__Problem requirements__:
Give every line below again, exactly.

__Items from a dataset__:
** START **

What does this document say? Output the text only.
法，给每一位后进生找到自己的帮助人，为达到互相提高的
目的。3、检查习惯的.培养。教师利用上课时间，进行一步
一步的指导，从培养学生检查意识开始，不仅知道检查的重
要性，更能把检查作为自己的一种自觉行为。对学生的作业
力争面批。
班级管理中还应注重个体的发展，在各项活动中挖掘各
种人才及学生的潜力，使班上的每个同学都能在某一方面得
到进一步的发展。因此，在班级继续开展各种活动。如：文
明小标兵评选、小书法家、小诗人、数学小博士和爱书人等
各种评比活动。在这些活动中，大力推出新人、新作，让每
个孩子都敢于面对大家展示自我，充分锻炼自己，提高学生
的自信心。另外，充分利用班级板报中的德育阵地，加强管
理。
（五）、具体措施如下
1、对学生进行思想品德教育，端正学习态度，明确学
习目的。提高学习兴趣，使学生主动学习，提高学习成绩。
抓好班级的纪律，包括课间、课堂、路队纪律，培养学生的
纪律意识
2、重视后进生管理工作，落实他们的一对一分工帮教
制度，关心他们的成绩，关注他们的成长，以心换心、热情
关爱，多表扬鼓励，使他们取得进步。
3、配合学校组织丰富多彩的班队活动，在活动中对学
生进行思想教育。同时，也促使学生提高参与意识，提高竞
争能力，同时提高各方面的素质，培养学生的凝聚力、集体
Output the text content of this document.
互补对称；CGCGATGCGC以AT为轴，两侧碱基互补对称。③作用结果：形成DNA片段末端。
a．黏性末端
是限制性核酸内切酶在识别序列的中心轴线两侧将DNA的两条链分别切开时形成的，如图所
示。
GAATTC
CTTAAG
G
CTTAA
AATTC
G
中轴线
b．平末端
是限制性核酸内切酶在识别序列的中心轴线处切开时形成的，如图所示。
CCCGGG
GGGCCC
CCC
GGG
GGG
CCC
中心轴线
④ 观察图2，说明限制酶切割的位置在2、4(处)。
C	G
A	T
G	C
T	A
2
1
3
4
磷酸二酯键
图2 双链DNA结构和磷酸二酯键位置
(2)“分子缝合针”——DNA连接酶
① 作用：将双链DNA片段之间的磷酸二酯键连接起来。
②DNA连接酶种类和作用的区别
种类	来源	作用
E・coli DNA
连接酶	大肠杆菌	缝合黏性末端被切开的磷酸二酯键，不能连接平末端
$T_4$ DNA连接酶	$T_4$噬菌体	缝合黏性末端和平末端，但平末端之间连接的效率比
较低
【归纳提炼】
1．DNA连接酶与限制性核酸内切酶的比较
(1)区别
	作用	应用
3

** END **

__Expected output__:
What does this document say? Output the text only.
法，给每一位后进生找到自己的帮助人，为达到互相提高的
目的。3、检查习惯的.培养。教师利用上课时间，进行一步
一步的指导，从培养学生检查意识开始，不仅知道检查的重
要性，更能把检查作为自己的一种自觉行为。对学生的作业
力争面批。
班级管理中还应注重个体的发展，在各项活动中挖掘各
种人才及学生的潜力，使班上的每个同学都能在某一方面得
到进一步的发展。因此，在班级继续开展各种活动。如：文
明小标兵评选、小书法家、小诗人、数学小博士和爱书人等
各种评比活动。在这些活动中，大力推出新人、新作，让每
个孩子都敢于面对大家展示自我，充分锻炼自己，提高学生
的自信心。另外，充分利用班级板报中的德育阵地，加强管
理。
（五）、具体措施如下
1、对学生进行思想品德教育，端正学习态度，明确学
习目的。提高学习兴趣，使学生主动学习，提高学习成绩。
抓好班级的纪律，包括课间、课堂、路队纪律，培养学生的
纪律意识
2、重视后进生管理工作，落实他们的一对一分工帮教
制度，关心他们的成绩，关注他们的成长，以心换心、热情
关爱，多表扬鼓励，使他们取得进步。
3、配合学校组织丰富多彩的班队活动，在活动中对学
生进行思想教育。同时，也促使学生提高参与意识，提高竞
争能力，同时提高各方面的素质，培养学生的凝聚力、集体
Output the text content of this document.
互补对称；CGCGATGCGC以AT为轴，两侧碱基互补对称。③作用结果：形成DNA片段末端。
a．黏性末端
是限制性核酸内切酶在识别序列的中心轴线两侧将DNA的两条链分别切开时形成的，如图所
示。
GAATTC
CTTAAG
G
CTTAA
AATTC
G
中轴线
b．平末端
是限制性核酸内切酶在识别序列的中心轴线处切开时形成的，如图所示。
CCCGGG
GGGCCC
CCC
GGG
GGG
CCC
中心轴线
④ 观察图2，说明限制酶切割的位置在2、4(处)。
C	G
A	T
G	C
T	A
2
1
3
4
磷酸二酯键
图2 双链DNA结构和磷酸二酯键位置
(2)“分子缝合针”——DNA连接酶
① 作用：将双链DNA片段之间的磷酸二酯键连接起来。
②DNA连接酶种类和作用的区别
种类	来源	作用
E・coli DNA
连接酶	大肠杆菌	缝合黏性末端被切开的磷酸二酯键，不能连接平末端
$T_4$ DNA连接酶	$T_4$噬菌体	缝合黏性末端和平末端，但平末端之间连接的效率比
较低
【归纳提炼】
1．DNA连接酶与限制性核酸内切酶的比较
(1)区别
	作用	应用
3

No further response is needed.